* Start DATASET *
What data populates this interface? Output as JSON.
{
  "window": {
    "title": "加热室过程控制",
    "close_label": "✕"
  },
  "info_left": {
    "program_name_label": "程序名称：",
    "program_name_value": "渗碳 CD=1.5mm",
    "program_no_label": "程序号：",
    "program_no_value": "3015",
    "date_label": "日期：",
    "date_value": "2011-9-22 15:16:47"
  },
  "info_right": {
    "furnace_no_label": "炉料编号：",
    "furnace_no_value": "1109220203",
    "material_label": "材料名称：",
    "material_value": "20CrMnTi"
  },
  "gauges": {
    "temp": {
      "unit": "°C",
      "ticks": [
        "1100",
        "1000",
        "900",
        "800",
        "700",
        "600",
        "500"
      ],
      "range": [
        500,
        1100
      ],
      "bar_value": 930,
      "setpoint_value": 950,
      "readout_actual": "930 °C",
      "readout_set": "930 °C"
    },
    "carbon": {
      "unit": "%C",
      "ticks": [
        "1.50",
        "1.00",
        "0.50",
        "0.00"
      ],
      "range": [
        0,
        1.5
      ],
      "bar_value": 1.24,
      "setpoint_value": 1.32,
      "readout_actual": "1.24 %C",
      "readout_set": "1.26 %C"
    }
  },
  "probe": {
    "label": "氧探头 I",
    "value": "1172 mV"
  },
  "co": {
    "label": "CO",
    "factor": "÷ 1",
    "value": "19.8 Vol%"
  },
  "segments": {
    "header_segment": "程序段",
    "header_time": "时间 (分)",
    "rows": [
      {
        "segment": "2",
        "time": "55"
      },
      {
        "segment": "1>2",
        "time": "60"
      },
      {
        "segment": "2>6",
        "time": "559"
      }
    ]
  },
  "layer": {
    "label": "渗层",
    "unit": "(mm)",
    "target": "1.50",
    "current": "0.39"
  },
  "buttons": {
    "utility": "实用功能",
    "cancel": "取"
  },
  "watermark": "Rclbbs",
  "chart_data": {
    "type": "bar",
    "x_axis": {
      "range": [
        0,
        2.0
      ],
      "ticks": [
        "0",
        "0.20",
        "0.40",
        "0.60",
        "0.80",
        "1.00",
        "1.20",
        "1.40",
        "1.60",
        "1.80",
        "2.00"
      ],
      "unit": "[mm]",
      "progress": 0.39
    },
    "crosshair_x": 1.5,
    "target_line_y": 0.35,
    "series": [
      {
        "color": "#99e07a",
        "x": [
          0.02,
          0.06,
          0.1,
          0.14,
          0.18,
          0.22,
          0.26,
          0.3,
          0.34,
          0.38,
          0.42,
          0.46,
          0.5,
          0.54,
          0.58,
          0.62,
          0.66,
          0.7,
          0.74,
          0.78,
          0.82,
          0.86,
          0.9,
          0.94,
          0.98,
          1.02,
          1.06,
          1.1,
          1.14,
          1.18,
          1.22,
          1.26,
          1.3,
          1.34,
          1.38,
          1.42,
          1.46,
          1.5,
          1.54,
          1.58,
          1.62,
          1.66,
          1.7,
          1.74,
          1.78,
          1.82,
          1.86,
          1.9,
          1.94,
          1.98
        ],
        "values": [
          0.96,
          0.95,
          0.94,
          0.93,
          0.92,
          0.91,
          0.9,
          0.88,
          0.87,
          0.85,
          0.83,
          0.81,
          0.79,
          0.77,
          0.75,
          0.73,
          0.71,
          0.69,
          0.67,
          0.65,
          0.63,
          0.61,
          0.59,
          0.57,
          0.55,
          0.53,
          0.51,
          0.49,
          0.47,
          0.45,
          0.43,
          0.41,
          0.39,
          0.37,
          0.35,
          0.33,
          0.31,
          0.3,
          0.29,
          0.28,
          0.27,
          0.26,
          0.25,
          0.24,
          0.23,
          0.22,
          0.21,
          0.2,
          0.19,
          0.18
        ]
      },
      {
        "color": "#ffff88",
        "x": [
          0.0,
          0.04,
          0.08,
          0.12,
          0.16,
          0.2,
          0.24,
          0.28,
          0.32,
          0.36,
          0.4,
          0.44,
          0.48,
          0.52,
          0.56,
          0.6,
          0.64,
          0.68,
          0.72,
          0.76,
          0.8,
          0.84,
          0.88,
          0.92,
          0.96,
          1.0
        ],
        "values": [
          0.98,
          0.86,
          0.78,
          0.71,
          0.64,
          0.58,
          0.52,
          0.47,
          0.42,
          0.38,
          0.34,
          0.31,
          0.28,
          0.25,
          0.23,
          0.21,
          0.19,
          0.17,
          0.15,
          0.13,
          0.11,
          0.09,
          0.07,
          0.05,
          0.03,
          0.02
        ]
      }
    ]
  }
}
* End DATASET *
# WRITTEN TASK
Return the whole listing exactly, with every line included.

# WRITTEN SOLUTION
What data populates this interface? Output as JSON.
{
  "window": {
    "title": "加热室过程控制",
    "close_label": "✕"
  },
  "info_left": {
    "program_name_label": "程序名称：",
    "program_name_value": "渗碳 CD=1.5mm",
    "program_no_label": "程序号：",
    "program_no_value": "3015",
    "date_label": "日期：",
    "date_value": "2011-9-22 15:16:47"
  },
  "info_right": {
    "furnace_no_label": "炉料编号：",
    "furnace_no_value": "1109220203",
    "material_label": "材料名称：",
    "material_value": "20CrMnTi"
  },
  "gauges": {
    "temp": {
      "unit": "°C",
      "ticks": [
        "1100",
        "1000",
        "900",
        "800",
        "700",
        "600",
        "500"
      ],
      "range": [
        500,
        1100
      ],
      "bar_value": 930,
      "setpoint_value": 950,
      "readout_actual": "930 °C",
      "readout_set": "930 °C"
    },
    "carbon": {
      "unit": "%C",
      "ticks": [
        "1.50",
        "1.00",
        "0.50",
        "0.00"
      ],
      "range": [
        0,
        1.5
      ],
      "bar_value": 1.24,
      "setpoint_value": 1.32,
      "readout_actual": "1.24 %C",
      "readout_set": "1.26 %C"
    }
  },
  "probe": {
    "label": "氧探头 I",
    "value": "1172 mV"
  },
  "co": {
    "label": "CO",
    "factor": "÷ 1",
    "value": "19.8 Vol%"
  },
  "segments": {
    "header_segment": "程序段",
    "header_time": "时间 (分)",
    "rows": [
      {
        "segment": "2",
        "time": "55"
      },
      {
        "segment": "1>2",
        "time": "60"
      },
      {
        "segment": "2>6",
        "time": "559"
      }
    ]
  },
  "layer": {
    "label": "渗层",
    "unit": "(mm)",
    "target": "1.50",
    "current": "0.39"
  },
  "buttons": {
    "utility": "实用功能",
    "cancel": "取"
  },
  "watermark": "Rclbbs",
  "chart_data": {
    "type": "bar",
    "x_axis": {
      "range": [
        0,
        2.0
      ],
      "ticks": [
        "0",
        "0.20",
        "0.40",
        "0.60",
        "0.80",
        "1.00",
        "1.20",
        "1.40",
        "1.60",
        "1.80",
        "2.00"
      ],
      "unit": "[mm]",
      "progress": 0.39
    },
    "crosshair_x": 1.5,
    "target_line_y": 0.35,
    "series": [
      {
        "color": "#99e07a",
        "x": [
          0.02,
          0.06,
          0.1,
          0.14,
          0.18,
          0.22,
          0.26,
          0.3,
          0.34,
          0.38,
          0.42,
          0.46,
          0.5,
          0.54,
          0.58,
          0.62,
          0.66,
          0.7,
          0.74,
          0.78,
          0.82,
          0.86,
          0.9,
          0.94,
          0.98,
          1.02,
          1.06,
          1.1,
          1.14,
          1.18,
          1.22,
          1.26,
          1.3,
          1.34,
          1.38,
          1.42,
          1.46,
          1.5,
          1.54,
          1.58,
          1.62,
          1.66,
          1.7,
          1.74,
          1.78,
          1.82,
          1.86,
          1.9,
          1.94,
          1.98
        ],
        "values": [
          0.96,
          0.95,
          0.94,
          0.93,
          0.92,
          0.91,
          0.9,
          0.88,
          0.87,
          0.85,
          0.83,
          0.81,
          0.79,
          0.77,
          0.75,
          0.73,
          0.71,
          0.69,
          0.67,
          0.65,
          0.63,
          0.61,
          0.59,
          0.57,
          0.55,
          0.53,
          0.51,
          0.49,
          0.47,
          0.45,
          0.43,
          0.41,
          0.39,
          0.37,
          0.35,
          0.33,
          0.31,
          0.3,
          0.29,
          0.28,
          0.27,
          0.26,
          0.25,
          0.24,
          0.23,
          0.22,
          0.21,
          0.2,
          0.19,
          0.18
        ]
      },
      {
        "color": "#ffff88",
        "x": [
          0.0,
          0.04,
          0.08,
          0.12,
          0.16,
          0.2,
          0.24,
          0.28,
          0.32,
          0.36,
          0.4,
          0.44,
          0.48,
          0.52,
          0.56,
          0.6,
          0.64,
          0.68,
          0.72,
          0.76,
          0.8,
          0.84,
          0.88,
          0.92,
          0.96,
          1.0
        ],
        "values": [
          0.98,
          0.86,
          0.78,
          0.71,
          0.64,
          0.58,
          0.52,
          0.47,
          0.42,
          0.38,
          0.34,
          0.31,
          0.28,
          0.25,
          0.23,
          0.21,
          0.19,
          0.17,
          0.15,
          0.13,
          0.11,
          0.09,
          0.07,
          0.05,
          0.03,
          0.02
        ]
      }
    ]
  }
}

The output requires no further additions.